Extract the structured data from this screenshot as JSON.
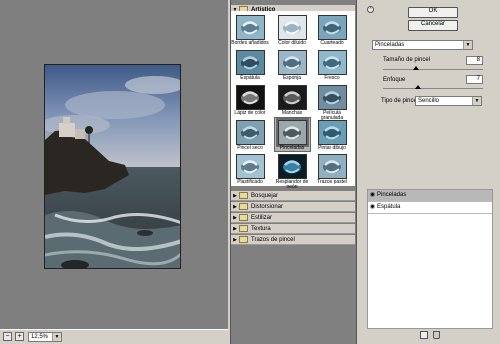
{
  "preview": {
    "zoom": "12,5%",
    "zoom_minus": "−",
    "zoom_plus": "+"
  },
  "gallery": {
    "open_category": "Artístico",
    "filters": [
      "Bordes añadidos",
      "Color diluido",
      "Cuarteado",
      "Espátula",
      "Esponja",
      "Fresco",
      "Lápiz de color",
      "Manchas",
      "Película granulada",
      "Pincel seco",
      "Pinceladas",
      "Pintar dibujo",
      "Plastificado",
      "Resplandor de neón",
      "Trazos pastel"
    ],
    "selected_filter_index": 10,
    "categories": [
      "Bosquejar",
      "Distorsionar",
      "Estilizar",
      "Textura",
      "Trazos de pincel"
    ]
  },
  "settings": {
    "ok_label": "OK",
    "cancel_label": "Cancelar",
    "collapse_icon": "chevron-up-icon",
    "filter_select": "Pinceladas",
    "brush_size_label": "Tamaño de pincel",
    "brush_size_value": "8",
    "brush_size_fraction": 0.33,
    "focus_label": "Enfoque",
    "focus_value": "7",
    "focus_fraction": 0.35,
    "brush_type_label": "Tipo de pincel:",
    "brush_type_value": "Sencillo"
  },
  "layers": {
    "items": [
      "Pinceladas",
      "Espátula"
    ],
    "new_icon": "new-layer-icon",
    "delete_icon": "trash-icon"
  }
}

• [Instructions to follow]: Leave every image out, and retype the material exactly.

• [The completed task]:
Extract the structured data from this screenshot as JSON.
{
  "preview": {
    "zoom": "12,5%",
    "zoom_minus": "−",
    "zoom_plus": "+"
  },
  "gallery": {
    "open_category": "Artístico",
    "filters": [
      "Bordes añadidos",
      "Color diluido",
      "Cuarteado",
      "Espátula",
      "Esponja",
      "Fresco",
      "Lápiz de color",
      "Manchas",
      "Película granulada",
      "Pincel seco",
      "Pinceladas",
      "Pintar dibujo",
      "Plastificado",
      "Resplandor de neón",
      "Trazos pastel"
    ],
    "selected_filter_index": 10,
    "categories": [
      "Bosquejar",
      "Distorsionar",
      "Estilizar",
      "Textura",
      "Trazos de pincel"
    ]
  },
  "settings": {
    "ok_label": "OK",
    "cancel_label": "Cancelar",
    "collapse_icon": "chevron-up-icon",
    "filter_select": "Pinceladas",
    "brush_size_label": "Tamaño de pincel",
    "brush_size_value": "8",
    "brush_size_fraction": 0.33,
    "focus_label": "Enfoque",
    "focus_value": "7",
    "focus_fraction": 0.35,
    "brush_type_label": "Tipo de pincel:",
    "brush_type_value": "Sencillo"
  },
  "layers": {
    "items": [
      "Pinceladas",
      "Espátula"
    ],
    "new_icon": "new-layer-icon",
    "delete_icon": "trash-icon"
  }
}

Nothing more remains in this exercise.